[What you should do]:
Give every line back verbatim, dropping all images.

[Provided records]:
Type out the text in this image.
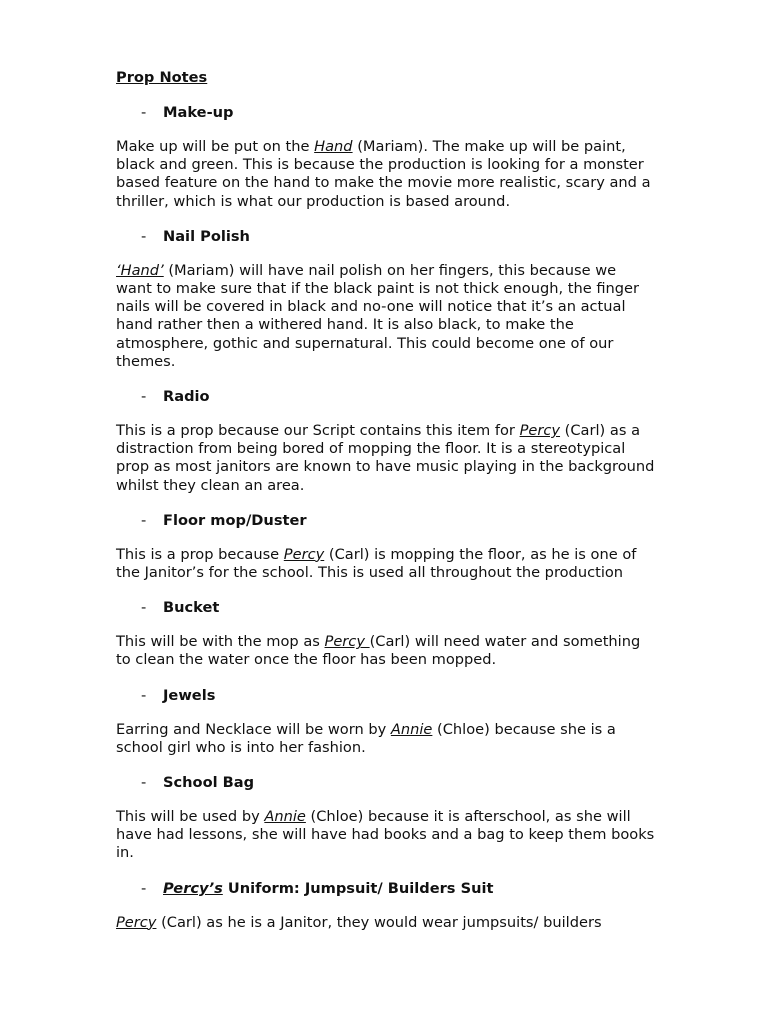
Prop Notes

- Make-up

Make up will be put on the Hand (Mariam). The make up will be paint, black and green. This is because the production is looking for a monster based feature on the hand to make the movie more realistic, scary and a thriller, which is what our production is based around.

- Nail Polish

‘Hand’ (Mariam) will have nail polish on her fingers, this because we want to make sure that if the black paint is not thick enough, the finger nails will be covered in black and no-one will notice that it’s an actual hand rather then a withered hand. It is also black, to make the atmosphere, gothic and supernatural. This could become one of our themes.

- Radio

This is a prop because our Script contains this item for Percy (Carl) as a distraction from being bored of mopping the floor. It is a stereotypical prop as most janitors are known to have music playing in the background whilst they clean an area.

- Floor mop/Duster

This is a prop because Percy (Carl) is mopping the floor, as he is one of the Janitor’s for the school. This is used all throughout the production

- Bucket

This will be with the mop as Percy (Carl) will need water and something to clean the water once the floor has been mopped.

- Jewels

Earring and Necklace will be worn by Annie (Chloe) because she is a school girl who is into her fashion.

- School Bag

This will be used by Annie (Chloe) because it is afterschool, as she will have had lessons, she will have had books and a bag to keep them books in.

- Percy’s Uniform: Jumpsuit/ Builders Suit

Percy (Carl) as he is a Janitor, they would wear jumpsuits/ builders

[Reply]:
Type out the text in this image.
Prop Notes

- Make-up

Make up will be put on the Hand (Mariam). The make up will be paint, black and green. This is because the production is looking for a monster based feature on the hand to make the movie more realistic, scary and a thriller, which is what our production is based around.

- Nail Polish

‘Hand’ (Mariam) will have nail polish on her fingers, this because we want to make sure that if the black paint is not thick enough, the finger nails will be covered in black and no-one will notice that it’s an actual hand rather then a withered hand. It is also black, to make the atmosphere, gothic and supernatural. This could become one of our themes.

- Radio

This is a prop because our Script contains this item for Percy (Carl) as a distraction from being bored of mopping the floor. It is a stereotypical prop as most janitors are known to have music playing in the background whilst they clean an area.

- Floor mop/Duster

This is a prop because Percy (Carl) is mopping the floor, as he is one of the Janitor’s for the school. This is used all throughout the production

- Bucket

This will be with the mop as Percy (Carl) will need water and something to clean the water once the floor has been mopped.

- Jewels

Earring and Necklace will be worn by Annie (Chloe) because she is a school girl who is into her fashion.

- School Bag

This will be used by Annie (Chloe) because it is afterschool, as she will have had lessons, she will have had books and a bag to keep them books in.

- Percy’s Uniform: Jumpsuit/ Builders Suit

Percy (Carl) as he is a Janitor, they would wear jumpsuits/ builders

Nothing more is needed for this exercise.